Extracted records
□ □ □
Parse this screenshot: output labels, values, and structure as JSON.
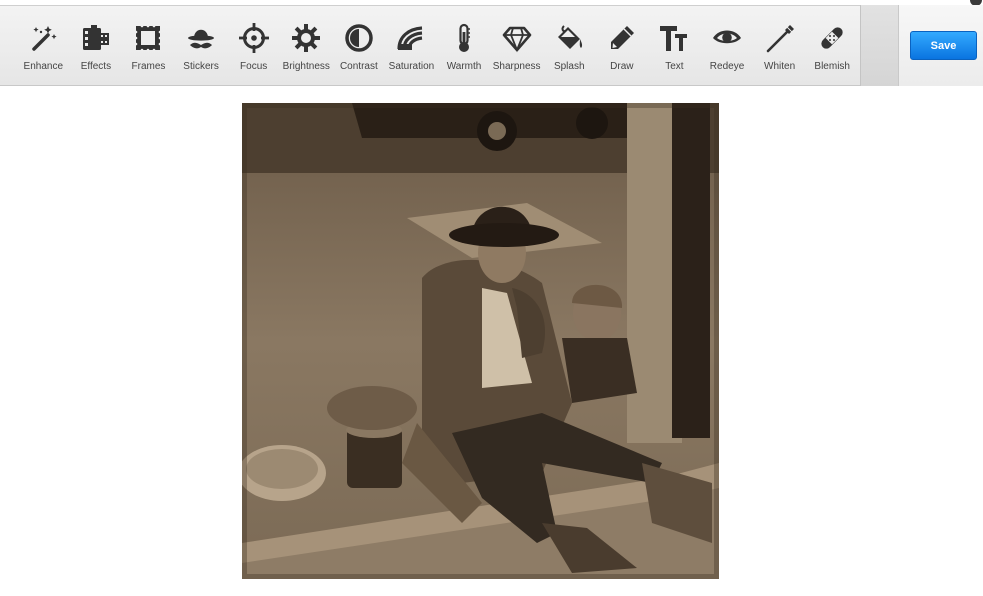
{
  "toolbar": {
    "tools": [
      {
        "label": "Enhance",
        "icon": "magic-wand-icon"
      },
      {
        "label": "Effects",
        "icon": "film-icon"
      },
      {
        "label": "Frames",
        "icon": "frame-icon"
      },
      {
        "label": "Stickers",
        "icon": "hat-mustache-icon"
      },
      {
        "label": "Focus",
        "icon": "crosshair-icon"
      },
      {
        "label": "Brightness",
        "icon": "sun-icon"
      },
      {
        "label": "Contrast",
        "icon": "contrast-icon"
      },
      {
        "label": "Saturation",
        "icon": "saturation-icon"
      },
      {
        "label": "Warmth",
        "icon": "thermometer-icon"
      },
      {
        "label": "Sharpness",
        "icon": "diamond-icon"
      },
      {
        "label": "Splash",
        "icon": "paint-bucket-icon"
      },
      {
        "label": "Draw",
        "icon": "pencil-icon"
      },
      {
        "label": "Text",
        "icon": "text-icon"
      },
      {
        "label": "Redeye",
        "icon": "eye-icon"
      },
      {
        "label": "Whiten",
        "icon": "toothbrush-icon"
      },
      {
        "label": "Blemish",
        "icon": "bandage-icon"
      }
    ],
    "save_label": "Save"
  },
  "colors": {
    "accent": "#1a8cf0",
    "icon": "#333333",
    "sepia_dark": "#2f241a",
    "sepia_light": "#b9a58a"
  }
}
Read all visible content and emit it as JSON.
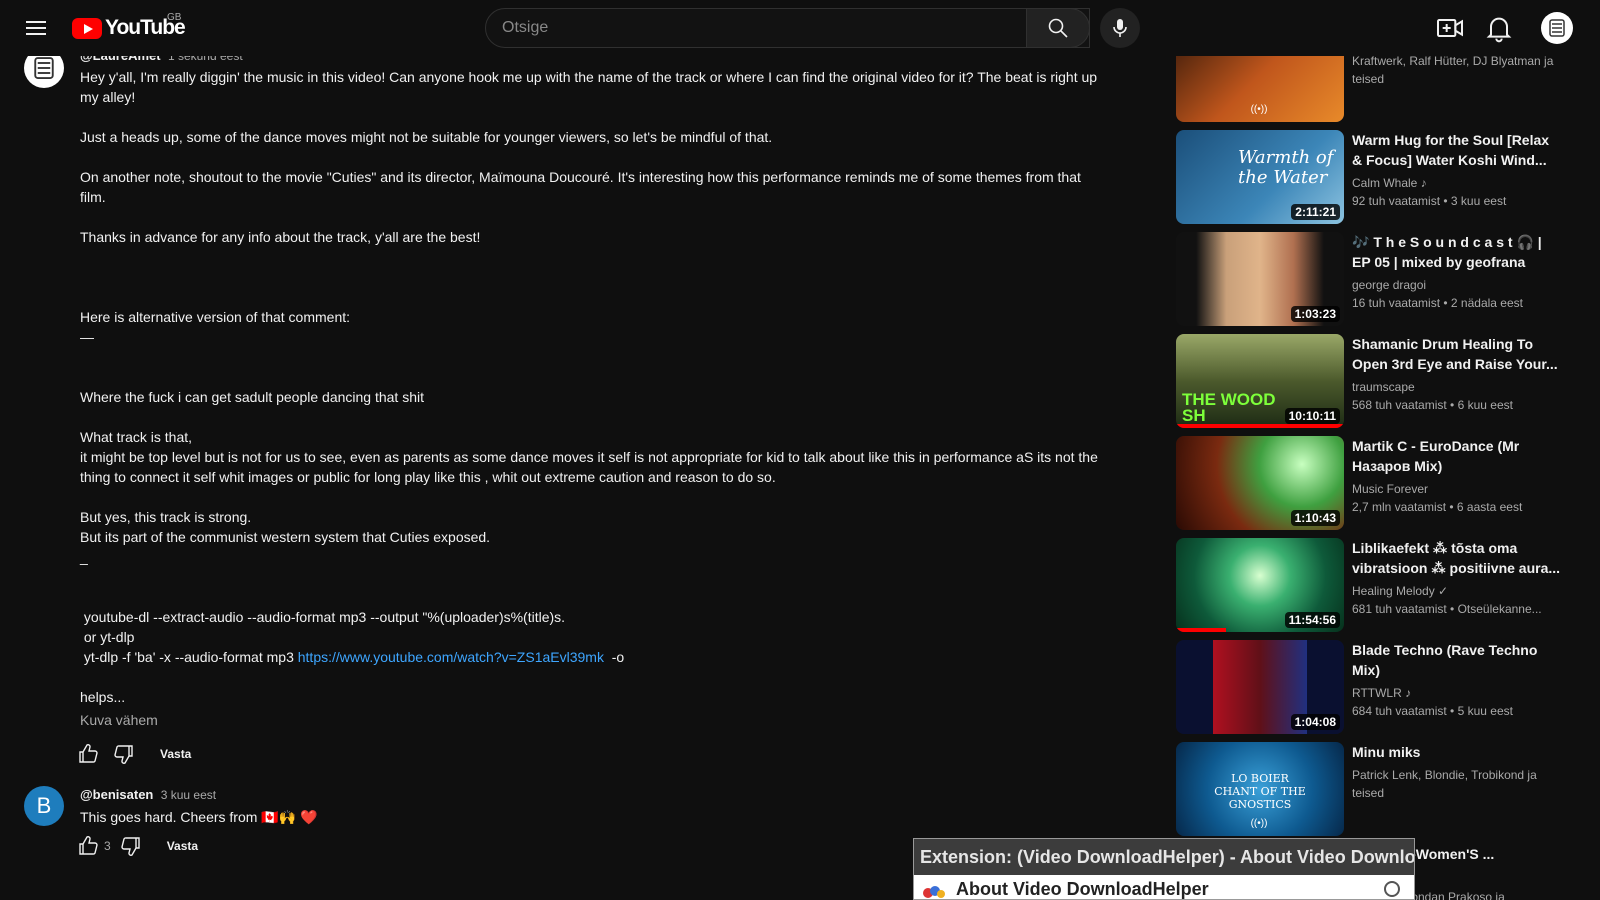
{
  "header": {
    "logo_text": "YouTube",
    "region": "GB",
    "search_placeholder": "Otsige"
  },
  "comments": [
    {
      "author": "@LaureAmet",
      "time": "1 sekund eest",
      "body": "Hey y'all, I'm really diggin' the music in this video! Can anyone hook me up with the name of the track or where I can find the original video for it? The beat is right up\nmy alley!\n\nJust a heads up, some of the dance moves might not be suitable for younger viewers, so let's be mindful of that.\n\nOn another note, shoutout to the movie \"Cuties\" and its director, Maïmouna Doucouré. It's interesting how this performance reminds me of some themes from that\nfilm.\n\nThanks in advance for any info about the track, y'all are the best!\n\n\n\nHere is alternative version of that comment:\n—\n\n\nWhere the fuck i can get sadult people dancing that shit\n\nWhat track is that,\nit might be top level but is not for us to see, even as parents as some dance moves it self is not appropriate for kid to talk about like this in performance aS its not the\nthing to connect it self whit images or public for long play like this , whit out extreme caution and reason to do so.\n\nBut yes, this track is strong.\nBut its part of the communist western system that Cuties exposed.\n_\n\n\n youtube-dl --extract-audio --audio-format mp3 --output \"%(uploader)s%(title)s.\n or yt-dlp\n yt-dlp -f 'ba' -x --audio-format mp3 ",
      "link": "https://www.youtube.com/watch?v=ZS1aEvl39mk",
      "body_after_link": "  -o\n\nhelps...",
      "show_less": "Kuva vähem",
      "likes": "",
      "reply": "Vasta"
    },
    {
      "author": "@benisaten",
      "avatar_letter": "B",
      "time": "3 kuu eest",
      "body": "This goes hard. Cheers from 🇨🇦🙌 ❤️",
      "likes": "3",
      "reply": "Vasta"
    }
  ],
  "recommendations": [
    {
      "title": "",
      "channel": "Kraftwerk, Ralf Hütter, DJ Blyatman ja teised",
      "meta": "",
      "duration": "",
      "live": true
    },
    {
      "title": "Warm Hug for the Soul [Relax & Focus] Water Koshi Wind...",
      "channel": "Calm Whale ♪",
      "meta": "92 tuh vaatamist • 3 kuu eest",
      "duration": "2:11:21",
      "thumb_text": "Warmth of the Water"
    },
    {
      "title": "🎶 T h e S o u n d c a s t 🎧 | EP 05 | mixed by geofrana",
      "channel": "george dragoi",
      "meta": "16 tuh vaatamist • 2 nädala eest",
      "duration": "1:03:23"
    },
    {
      "title": "Shamanic Drum Healing To Open 3rd Eye and Raise Your...",
      "channel": "traumscape",
      "meta": "568 tuh vaatamist • 6 kuu eest",
      "duration": "10:10:11",
      "thumb_text": "THE WOOD SH",
      "progress": 100
    },
    {
      "title": "Martik C - EuroDance (Mr Назаров Mix)",
      "channel": "Music Forever",
      "meta": "2,7 mln vaatamist • 6 aasta eest",
      "duration": "1:10:43"
    },
    {
      "title": "Liblikaefekt ⁂ tõsta oma vibratsioon ⁂ positiivne aura...",
      "channel": "Healing Melody ✓",
      "meta": "681 tuh vaatamist • Otseülekanne...",
      "duration": "11:54:56",
      "progress": 30
    },
    {
      "title": "Blade Techno (Rave Techno Mix)",
      "channel": "RTTWLR ♪",
      "meta": "684 tuh vaatamist • 5 kuu eest",
      "duration": "1:04:08"
    },
    {
      "title": "Minu miks",
      "channel": "Patrick Lenk, Blondie, Trobikond ja teised",
      "meta": "",
      "duration": "",
      "live": true,
      "thumb_text": "LO BOIER CHANT OF THE GNOSTICS"
    },
    {
      "title": "Martik C -Women'S ...",
      "channel": "Martik C, Bondan Prakoso ja",
      "meta": "",
      "duration": ""
    }
  ],
  "extension": {
    "header": "Extension: (Video DownloadHelper) - About Video Downlo",
    "title": "About Video DownloadHelper"
  },
  "colors": {
    "background": "#0f0f0f",
    "link": "#3ea6ff",
    "brand_red": "#ff0000"
  }
}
□ □ □
* What is being asked: Every entry must be reproduced exactly, with the images left out.

* Response to the exercise:
Parse this screenshot: output labels, values, and structure as JSON.
{
  "toolbar": {
    "tools": [
      {
        "label": "Enhance",
        "icon": "magic-wand-icon"
      },
      {
        "label": "Effects",
        "icon": "film-icon"
      },
      {
        "label": "Frames",
        "icon": "frame-icon"
      },
      {
        "label": "Stickers",
        "icon": "hat-mustache-icon"
      },
      {
        "label": "Focus",
        "icon": "crosshair-icon"
      },
      {
        "label": "Brightness",
        "icon": "sun-icon"
      },
      {
        "label": "Contrast",
        "icon": "contrast-icon"
      },
      {
        "label": "Saturation",
        "icon": "saturation-icon"
      },
      {
        "label": "Warmth",
        "icon": "thermometer-icon"
      },
      {
        "label": "Sharpness",
        "icon": "diamond-icon"
      },
      {
        "label": "Splash",
        "icon": "paint-bucket-icon"
      },
      {
        "label": "Draw",
        "icon": "pencil-icon"
      },
      {
        "label": "Text",
        "icon": "text-icon"
      },
      {
        "label": "Redeye",
        "icon": "eye-icon"
      },
      {
        "label": "Whiten",
        "icon": "toothbrush-icon"
      },
      {
        "label": "Blemish",
        "icon": "bandage-icon"
      }
    ],
    "save_label": "Save"
  },
  "colors": {
    "accent": "#1a8cf0",
    "icon": "#333333",
    "sepia_dark": "#2f241a",
    "sepia_light": "#b9a58a"
  }
}
Read all visible content and emit it as JSON.
{
  "header": {
    "logo_text": "YouTube",
    "region": "GB",
    "search_placeholder": "Otsige"
  },
  "comments": [
    {
      "author": "@LaureAmet",
      "time": "1 sekund eest",
      "body": "Hey y'all, I'm really diggin' the music in this video! Can anyone hook me up with the name of the track or where I can find the original video for it? The beat is right up\nmy alley!\n\nJust a heads up, some of the dance moves might not be suitable for younger viewers, so let's be mindful of that.\n\nOn another note, shoutout to the movie \"Cuties\" and its director, Maïmouna Doucouré. It's interesting how this performance reminds me of some themes from that\nfilm.\n\nThanks in advance for any info about the track, y'all are the best!\n\n\n\nHere is alternative version of that comment:\n—\n\n\nWhere the fuck i can get sadult people dancing that shit\n\nWhat track is that,\nit might be top level but is not for us to see, even as parents as some dance moves it self is not appropriate for kid to talk about like this in performance aS its not the\nthing to connect it self whit images or public for long play like this , whit out extreme caution and reason to do so.\n\nBut yes, this track is strong.\nBut its part of the communist western system that Cuties exposed.\n_\n\n\n youtube-dl --extract-audio --audio-format mp3 --output \"%(uploader)s%(title)s.\n or yt-dlp\n yt-dlp -f 'ba' -x --audio-format mp3 ",
      "link": "https://www.youtube.com/watch?v=ZS1aEvl39mk",
      "body_after_link": "  -o\n\nhelps...",
      "show_less": "Kuva vähem",
      "likes": "",
      "reply": "Vasta"
    },
    {
      "author": "@benisaten",
      "avatar_letter": "B",
      "time": "3 kuu eest",
      "body": "This goes hard. Cheers from 🇨🇦🙌 ❤️",
      "likes": "3",
      "reply": "Vasta"
    }
  ],
  "recommendations": [
    {
      "title": "",
      "channel": "Kraftwerk, Ralf Hütter, DJ Blyatman ja teised",
      "meta": "",
      "duration": "",
      "live": true
    },
    {
      "title": "Warm Hug for the Soul [Relax & Focus] Water Koshi Wind...",
      "channel": "Calm Whale ♪",
      "meta": "92 tuh vaatamist • 3 kuu eest",
      "duration": "2:11:21",
      "thumb_text": "Warmth of the Water"
    },
    {
      "title": "🎶 T h e S o u n d c a s t 🎧 | EP 05 | mixed by geofrana",
      "channel": "george dragoi",
      "meta": "16 tuh vaatamist • 2 nädala eest",
      "duration": "1:03:23"
    },
    {
      "title": "Shamanic Drum Healing To Open 3rd Eye and Raise Your...",
      "channel": "traumscape",
      "meta": "568 tuh vaatamist • 6 kuu eest",
      "duration": "10:10:11",
      "thumb_text": "THE WOOD SH",
      "progress": 100
    },
    {
      "title": "Martik C - EuroDance (Mr Назаров Mix)",
      "channel": "Music Forever",
      "meta": "2,7 mln vaatamist • 6 aasta eest",
      "duration": "1:10:43"
    },
    {
      "title": "Liblikaefekt ⁂ tõsta oma vibratsioon ⁂ positiivne aura...",
      "channel": "Healing Melody ✓",
      "meta": "681 tuh vaatamist • Otseülekanne...",
      "duration": "11:54:56",
      "progress": 30
    },
    {
      "title": "Blade Techno (Rave Techno Mix)",
      "channel": "RTTWLR ♪",
      "meta": "684 tuh vaatamist • 5 kuu eest",
      "duration": "1:04:08"
    },
    {
      "title": "Minu miks",
      "channel": "Patrick Lenk, Blondie, Trobikond ja teised",
      "meta": "",
      "duration": "",
      "live": true,
      "thumb_text": "LO BOIER CHANT OF THE GNOSTICS"
    },
    {
      "title": "Martik C -Women'S ...",
      "channel": "Martik C, Bondan Prakoso ja",
      "meta": "",
      "duration": ""
    }
  ],
  "extension": {
    "header": "Extension: (Video DownloadHelper) - About Video Downlo",
    "title": "About Video DownloadHelper"
  },
  "colors": {
    "background": "#0f0f0f",
    "link": "#3ea6ff",
    "brand_red": "#ff0000"
  }
}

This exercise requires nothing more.